§ **Provided material**:
————————

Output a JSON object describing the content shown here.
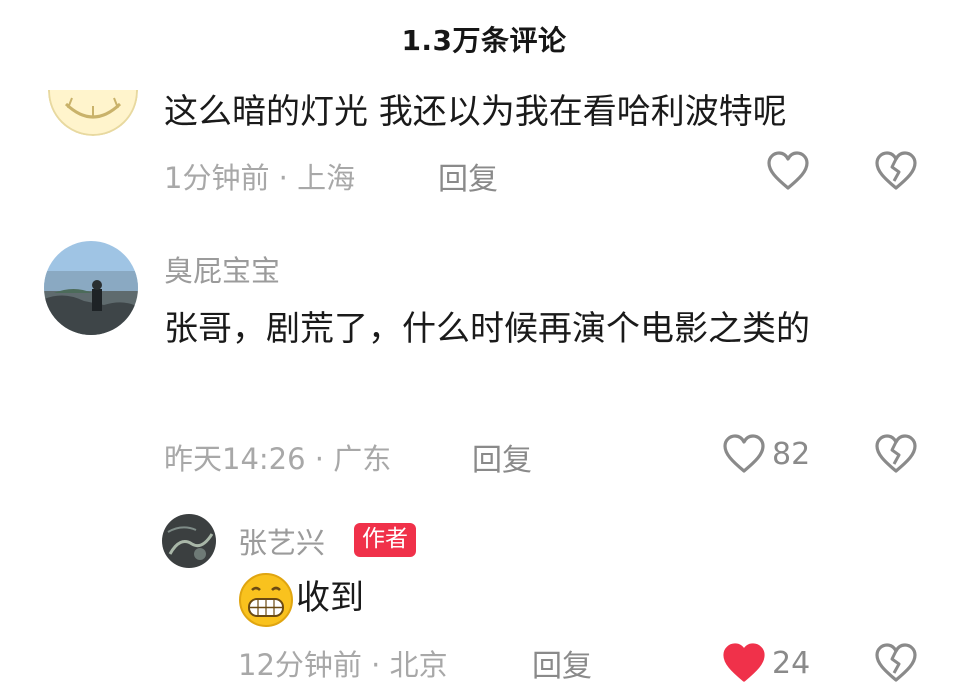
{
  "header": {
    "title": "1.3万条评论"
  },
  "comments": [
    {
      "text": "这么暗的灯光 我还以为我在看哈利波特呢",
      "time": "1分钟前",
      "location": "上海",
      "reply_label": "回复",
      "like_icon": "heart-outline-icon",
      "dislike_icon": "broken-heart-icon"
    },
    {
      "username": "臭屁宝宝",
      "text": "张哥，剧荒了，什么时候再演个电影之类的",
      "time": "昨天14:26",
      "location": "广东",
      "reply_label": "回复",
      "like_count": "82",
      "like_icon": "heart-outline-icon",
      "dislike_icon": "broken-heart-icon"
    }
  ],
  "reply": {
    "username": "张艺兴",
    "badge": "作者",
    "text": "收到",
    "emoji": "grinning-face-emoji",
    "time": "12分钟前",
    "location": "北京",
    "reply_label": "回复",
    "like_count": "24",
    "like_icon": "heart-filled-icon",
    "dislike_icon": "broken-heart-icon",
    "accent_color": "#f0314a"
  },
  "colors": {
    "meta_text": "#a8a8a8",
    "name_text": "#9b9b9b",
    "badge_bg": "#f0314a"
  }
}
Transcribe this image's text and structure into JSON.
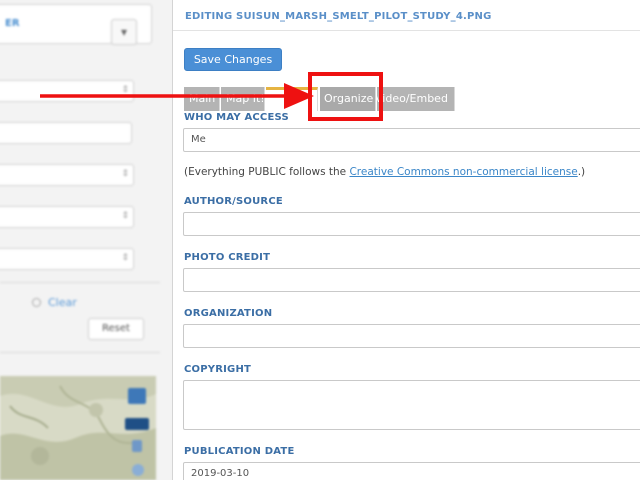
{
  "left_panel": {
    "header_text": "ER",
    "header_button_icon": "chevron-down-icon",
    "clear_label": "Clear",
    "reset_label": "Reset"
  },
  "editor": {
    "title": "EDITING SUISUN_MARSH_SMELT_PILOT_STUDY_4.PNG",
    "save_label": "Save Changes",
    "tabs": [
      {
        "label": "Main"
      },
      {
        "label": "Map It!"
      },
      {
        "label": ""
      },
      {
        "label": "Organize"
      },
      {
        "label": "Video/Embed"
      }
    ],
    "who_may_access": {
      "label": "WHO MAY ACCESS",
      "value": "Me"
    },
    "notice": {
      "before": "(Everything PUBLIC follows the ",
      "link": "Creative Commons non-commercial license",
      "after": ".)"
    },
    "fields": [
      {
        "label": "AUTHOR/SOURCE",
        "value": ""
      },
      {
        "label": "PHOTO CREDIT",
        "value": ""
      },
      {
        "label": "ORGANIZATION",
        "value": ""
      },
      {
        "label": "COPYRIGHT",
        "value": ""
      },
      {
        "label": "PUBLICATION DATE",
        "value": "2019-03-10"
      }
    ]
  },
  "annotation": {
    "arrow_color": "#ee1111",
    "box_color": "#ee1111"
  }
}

————————

§ **What you have to do**: Each line in the data that holds the string "location" should be found and copied.

§ **Finished task**:
      "location": "上海",
      "location": "广东",
    "location": "北京",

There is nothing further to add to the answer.